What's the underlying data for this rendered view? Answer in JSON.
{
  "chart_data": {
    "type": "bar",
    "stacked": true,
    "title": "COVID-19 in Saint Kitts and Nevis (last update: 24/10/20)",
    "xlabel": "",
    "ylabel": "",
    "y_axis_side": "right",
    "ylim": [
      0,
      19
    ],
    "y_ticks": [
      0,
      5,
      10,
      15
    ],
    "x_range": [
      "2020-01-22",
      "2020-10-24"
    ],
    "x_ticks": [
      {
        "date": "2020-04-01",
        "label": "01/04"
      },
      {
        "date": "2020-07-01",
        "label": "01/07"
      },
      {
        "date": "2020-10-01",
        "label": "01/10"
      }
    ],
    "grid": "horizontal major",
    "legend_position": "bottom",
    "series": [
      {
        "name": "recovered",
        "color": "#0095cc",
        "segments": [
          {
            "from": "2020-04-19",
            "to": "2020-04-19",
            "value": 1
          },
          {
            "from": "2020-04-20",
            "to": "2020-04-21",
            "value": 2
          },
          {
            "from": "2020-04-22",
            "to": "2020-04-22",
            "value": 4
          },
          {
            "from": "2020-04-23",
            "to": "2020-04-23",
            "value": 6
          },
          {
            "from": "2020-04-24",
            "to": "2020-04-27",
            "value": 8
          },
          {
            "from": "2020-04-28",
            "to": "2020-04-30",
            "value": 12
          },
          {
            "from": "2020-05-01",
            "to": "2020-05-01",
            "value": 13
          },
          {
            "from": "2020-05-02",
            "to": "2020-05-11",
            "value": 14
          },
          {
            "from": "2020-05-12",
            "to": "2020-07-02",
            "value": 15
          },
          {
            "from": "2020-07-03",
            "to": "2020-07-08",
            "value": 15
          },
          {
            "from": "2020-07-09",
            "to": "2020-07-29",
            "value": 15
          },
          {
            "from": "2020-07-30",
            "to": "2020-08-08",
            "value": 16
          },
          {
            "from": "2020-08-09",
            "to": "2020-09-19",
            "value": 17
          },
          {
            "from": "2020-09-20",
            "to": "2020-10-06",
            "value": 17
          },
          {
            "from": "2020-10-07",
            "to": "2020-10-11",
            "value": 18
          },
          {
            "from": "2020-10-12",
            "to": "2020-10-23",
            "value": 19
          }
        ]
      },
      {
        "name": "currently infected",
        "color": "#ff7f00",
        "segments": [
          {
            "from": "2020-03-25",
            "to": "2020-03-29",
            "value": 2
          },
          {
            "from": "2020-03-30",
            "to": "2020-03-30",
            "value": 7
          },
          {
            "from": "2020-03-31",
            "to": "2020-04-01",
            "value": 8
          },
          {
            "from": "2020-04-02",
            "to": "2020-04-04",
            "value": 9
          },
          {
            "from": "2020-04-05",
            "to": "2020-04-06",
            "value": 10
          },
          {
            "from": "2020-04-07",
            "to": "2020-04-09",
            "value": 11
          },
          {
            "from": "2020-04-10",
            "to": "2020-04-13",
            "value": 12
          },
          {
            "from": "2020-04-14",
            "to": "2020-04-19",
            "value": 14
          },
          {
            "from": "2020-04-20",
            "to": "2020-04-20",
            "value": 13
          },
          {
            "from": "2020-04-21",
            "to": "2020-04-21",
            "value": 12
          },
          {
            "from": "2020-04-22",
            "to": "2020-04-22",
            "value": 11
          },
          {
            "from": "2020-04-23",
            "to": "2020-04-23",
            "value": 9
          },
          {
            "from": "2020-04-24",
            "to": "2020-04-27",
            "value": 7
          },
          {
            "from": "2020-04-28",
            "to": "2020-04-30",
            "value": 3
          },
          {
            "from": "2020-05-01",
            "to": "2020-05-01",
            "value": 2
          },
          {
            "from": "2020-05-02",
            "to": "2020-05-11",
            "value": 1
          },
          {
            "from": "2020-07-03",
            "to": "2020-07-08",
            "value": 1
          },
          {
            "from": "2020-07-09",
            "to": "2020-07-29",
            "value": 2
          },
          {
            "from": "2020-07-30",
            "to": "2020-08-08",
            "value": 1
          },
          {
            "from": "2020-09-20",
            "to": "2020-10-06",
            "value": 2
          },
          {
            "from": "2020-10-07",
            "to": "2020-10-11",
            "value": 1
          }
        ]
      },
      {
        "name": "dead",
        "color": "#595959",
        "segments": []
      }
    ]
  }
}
====================
Short problem
Reproduce each entry from the records above, character for character.

Result of this exercise
What's the underlying data for this rendered view? Answer in JSON.
{
  "chart_data": {
    "type": "bar",
    "stacked": true,
    "title": "COVID-19 in Saint Kitts and Nevis (last update: 24/10/20)",
    "xlabel": "",
    "ylabel": "",
    "y_axis_side": "right",
    "ylim": [
      0,
      19
    ],
    "y_ticks": [
      0,
      5,
      10,
      15
    ],
    "x_range": [
      "2020-01-22",
      "2020-10-24"
    ],
    "x_ticks": [
      {
        "date": "2020-04-01",
        "label": "01/04"
      },
      {
        "date": "2020-07-01",
        "label": "01/07"
      },
      {
        "date": "2020-10-01",
        "label": "01/10"
      }
    ],
    "grid": "horizontal major",
    "legend_position": "bottom",
    "series": [
      {
        "name": "recovered",
        "color": "#0095cc",
        "segments": [
          {
            "from": "2020-04-19",
            "to": "2020-04-19",
            "value": 1
          },
          {
            "from": "2020-04-20",
            "to": "2020-04-21",
            "value": 2
          },
          {
            "from": "2020-04-22",
            "to": "2020-04-22",
            "value": 4
          },
          {
            "from": "2020-04-23",
            "to": "2020-04-23",
            "value": 6
          },
          {
            "from": "2020-04-24",
            "to": "2020-04-27",
            "value": 8
          },
          {
            "from": "2020-04-28",
            "to": "2020-04-30",
            "value": 12
          },
          {
            "from": "2020-05-01",
            "to": "2020-05-01",
            "value": 13
          },
          {
            "from": "2020-05-02",
            "to": "2020-05-11",
            "value": 14
          },
          {
            "from": "2020-05-12",
            "to": "2020-07-02",
            "value": 15
          },
          {
            "from": "2020-07-03",
            "to": "2020-07-08",
            "value": 15
          },
          {
            "from": "2020-07-09",
            "to": "2020-07-29",
            "value": 15
          },
          {
            "from": "2020-07-30",
            "to": "2020-08-08",
            "value": 16
          },
          {
            "from": "2020-08-09",
            "to": "2020-09-19",
            "value": 17
          },
          {
            "from": "2020-09-20",
            "to": "2020-10-06",
            "value": 17
          },
          {
            "from": "2020-10-07",
            "to": "2020-10-11",
            "value": 18
          },
          {
            "from": "2020-10-12",
            "to": "2020-10-23",
            "value": 19
          }
        ]
      },
      {
        "name": "currently infected",
        "color": "#ff7f00",
        "segments": [
          {
            "from": "2020-03-25",
            "to": "2020-03-29",
            "value": 2
          },
          {
            "from": "2020-03-30",
            "to": "2020-03-30",
            "value": 7
          },
          {
            "from": "2020-03-31",
            "to": "2020-04-01",
            "value": 8
          },
          {
            "from": "2020-04-02",
            "to": "2020-04-04",
            "value": 9
          },
          {
            "from": "2020-04-05",
            "to": "2020-04-06",
            "value": 10
          },
          {
            "from": "2020-04-07",
            "to": "2020-04-09",
            "value": 11
          },
          {
            "from": "2020-04-10",
            "to": "2020-04-13",
            "value": 12
          },
          {
            "from": "2020-04-14",
            "to": "2020-04-19",
            "value": 14
          },
          {
            "from": "2020-04-20",
            "to": "2020-04-20",
            "value": 13
          },
          {
            "from": "2020-04-21",
            "to": "2020-04-21",
            "value": 12
          },
          {
            "from": "2020-04-22",
            "to": "2020-04-22",
            "value": 11
          },
          {
            "from": "2020-04-23",
            "to": "2020-04-23",
            "value": 9
          },
          {
            "from": "2020-04-24",
            "to": "2020-04-27",
            "value": 7
          },
          {
            "from": "2020-04-28",
            "to": "2020-04-30",
            "value": 3
          },
          {
            "from": "2020-05-01",
            "to": "2020-05-01",
            "value": 2
          },
          {
            "from": "2020-05-02",
            "to": "2020-05-11",
            "value": 1
          },
          {
            "from": "2020-07-03",
            "to": "2020-07-08",
            "value": 1
          },
          {
            "from": "2020-07-09",
            "to": "2020-07-29",
            "value": 2
          },
          {
            "from": "2020-07-30",
            "to": "2020-08-08",
            "value": 1
          },
          {
            "from": "2020-09-20",
            "to": "2020-10-06",
            "value": 2
          },
          {
            "from": "2020-10-07",
            "to": "2020-10-11",
            "value": 1
          }
        ]
      },
      {
        "name": "dead",
        "color": "#595959",
        "segments": []
      }
    ]
  }
}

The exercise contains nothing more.